Below is a block of data; give all of it again word for word.

EXERCISE INPUT >>
★ ★ ★ ★ ★

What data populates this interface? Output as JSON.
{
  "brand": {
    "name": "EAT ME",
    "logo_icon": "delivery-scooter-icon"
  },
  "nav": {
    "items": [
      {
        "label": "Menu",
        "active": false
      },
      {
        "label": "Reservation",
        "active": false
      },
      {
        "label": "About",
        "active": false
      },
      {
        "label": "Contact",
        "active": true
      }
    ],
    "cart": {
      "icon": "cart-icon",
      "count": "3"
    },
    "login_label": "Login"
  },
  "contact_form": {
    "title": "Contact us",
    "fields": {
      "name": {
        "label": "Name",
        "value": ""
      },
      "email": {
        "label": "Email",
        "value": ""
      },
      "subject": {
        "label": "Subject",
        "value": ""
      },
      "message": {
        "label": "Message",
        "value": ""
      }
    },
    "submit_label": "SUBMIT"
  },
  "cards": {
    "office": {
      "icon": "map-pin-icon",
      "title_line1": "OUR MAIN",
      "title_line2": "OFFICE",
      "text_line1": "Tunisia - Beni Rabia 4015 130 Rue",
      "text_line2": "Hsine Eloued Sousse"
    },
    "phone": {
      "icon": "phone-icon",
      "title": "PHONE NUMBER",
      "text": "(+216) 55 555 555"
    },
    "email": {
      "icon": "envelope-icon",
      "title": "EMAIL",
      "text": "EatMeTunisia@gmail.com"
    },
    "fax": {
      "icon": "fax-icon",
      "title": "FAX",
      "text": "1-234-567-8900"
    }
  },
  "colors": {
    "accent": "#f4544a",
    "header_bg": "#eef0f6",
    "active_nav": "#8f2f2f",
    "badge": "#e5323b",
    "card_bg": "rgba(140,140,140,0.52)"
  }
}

★ ★ ★ ★ ★

COMPLETE OUTPUT >>
What data populates this interface? Output as JSON.
{
  "brand": {
    "name": "EAT ME",
    "logo_icon": "delivery-scooter-icon"
  },
  "nav": {
    "items": [
      {
        "label": "Menu",
        "active": false
      },
      {
        "label": "Reservation",
        "active": false
      },
      {
        "label": "About",
        "active": false
      },
      {
        "label": "Contact",
        "active": true
      }
    ],
    "cart": {
      "icon": "cart-icon",
      "count": "3"
    },
    "login_label": "Login"
  },
  "contact_form": {
    "title": "Contact us",
    "fields": {
      "name": {
        "label": "Name",
        "value": ""
      },
      "email": {
        "label": "Email",
        "value": ""
      },
      "subject": {
        "label": "Subject",
        "value": ""
      },
      "message": {
        "label": "Message",
        "value": ""
      }
    },
    "submit_label": "SUBMIT"
  },
  "cards": {
    "office": {
      "icon": "map-pin-icon",
      "title_line1": "OUR MAIN",
      "title_line2": "OFFICE",
      "text_line1": "Tunisia - Beni Rabia 4015 130 Rue",
      "text_line2": "Hsine Eloued Sousse"
    },
    "phone": {
      "icon": "phone-icon",
      "title": "PHONE NUMBER",
      "text": "(+216) 55 555 555"
    },
    "email": {
      "icon": "envelope-icon",
      "title": "EMAIL",
      "text": "EatMeTunisia@gmail.com"
    },
    "fax": {
      "icon": "fax-icon",
      "title": "FAX",
      "text": "1-234-567-8900"
    }
  },
  "colors": {
    "accent": "#f4544a",
    "header_bg": "#eef0f6",
    "active_nav": "#8f2f2f",
    "badge": "#e5323b",
    "card_bg": "rgba(140,140,140,0.52)"
  }
}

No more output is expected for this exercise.